→ **MATERIAL**:
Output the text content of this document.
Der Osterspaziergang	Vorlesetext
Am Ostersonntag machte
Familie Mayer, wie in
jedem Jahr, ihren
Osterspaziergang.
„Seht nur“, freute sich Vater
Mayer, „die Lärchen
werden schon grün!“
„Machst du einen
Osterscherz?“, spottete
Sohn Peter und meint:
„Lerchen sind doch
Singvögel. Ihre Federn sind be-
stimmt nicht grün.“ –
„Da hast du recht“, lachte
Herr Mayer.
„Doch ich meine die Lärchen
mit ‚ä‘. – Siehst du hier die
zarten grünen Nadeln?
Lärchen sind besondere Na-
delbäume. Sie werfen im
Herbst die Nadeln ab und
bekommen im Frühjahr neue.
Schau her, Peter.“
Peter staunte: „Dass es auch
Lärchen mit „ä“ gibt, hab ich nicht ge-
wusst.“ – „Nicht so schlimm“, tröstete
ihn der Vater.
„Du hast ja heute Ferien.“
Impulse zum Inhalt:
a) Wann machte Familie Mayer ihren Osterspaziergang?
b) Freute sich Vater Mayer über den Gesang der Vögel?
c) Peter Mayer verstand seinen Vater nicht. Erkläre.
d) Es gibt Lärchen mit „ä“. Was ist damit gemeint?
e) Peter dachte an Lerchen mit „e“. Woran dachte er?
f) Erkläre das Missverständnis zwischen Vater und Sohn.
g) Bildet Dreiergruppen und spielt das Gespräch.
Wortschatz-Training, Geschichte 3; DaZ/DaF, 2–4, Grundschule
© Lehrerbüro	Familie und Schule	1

→ **STATED TASK**: Copy all the records above precisely.

→ **EXERCISE RESPONSE**:
Output the text content of this document.
Der Osterspaziergang	Vorlesetext
Am Ostersonntag machte
Familie Mayer, wie in
jedem Jahr, ihren
Osterspaziergang.
„Seht nur“, freute sich Vater
Mayer, „die Lärchen
werden schon grün!“
„Machst du einen
Osterscherz?“, spottete
Sohn Peter und meint:
„Lerchen sind doch
Singvögel. Ihre Federn sind be-
stimmt nicht grün.“ –
„Da hast du recht“, lachte
Herr Mayer.
„Doch ich meine die Lärchen
mit ‚ä‘. – Siehst du hier die
zarten grünen Nadeln?
Lärchen sind besondere Na-
delbäume. Sie werfen im
Herbst die Nadeln ab und
bekommen im Frühjahr neue.
Schau her, Peter.“
Peter staunte: „Dass es auch
Lärchen mit „ä“ gibt, hab ich nicht ge-
wusst.“ – „Nicht so schlimm“, tröstete
ihn der Vater.
„Du hast ja heute Ferien.“
Impulse zum Inhalt:
a) Wann machte Familie Mayer ihren Osterspaziergang?
b) Freute sich Vater Mayer über den Gesang der Vögel?
c) Peter Mayer verstand seinen Vater nicht. Erkläre.
d) Es gibt Lärchen mit „ä“. Was ist damit gemeint?
e) Peter dachte an Lerchen mit „e“. Woran dachte er?
f) Erkläre das Missverständnis zwischen Vater und Sohn.
g) Bildet Dreiergruppen und spielt das Gespräch.
Wortschatz-Training, Geschichte 3; DaZ/DaF, 2–4, Grundschule
© Lehrerbüro	Familie und Schule	1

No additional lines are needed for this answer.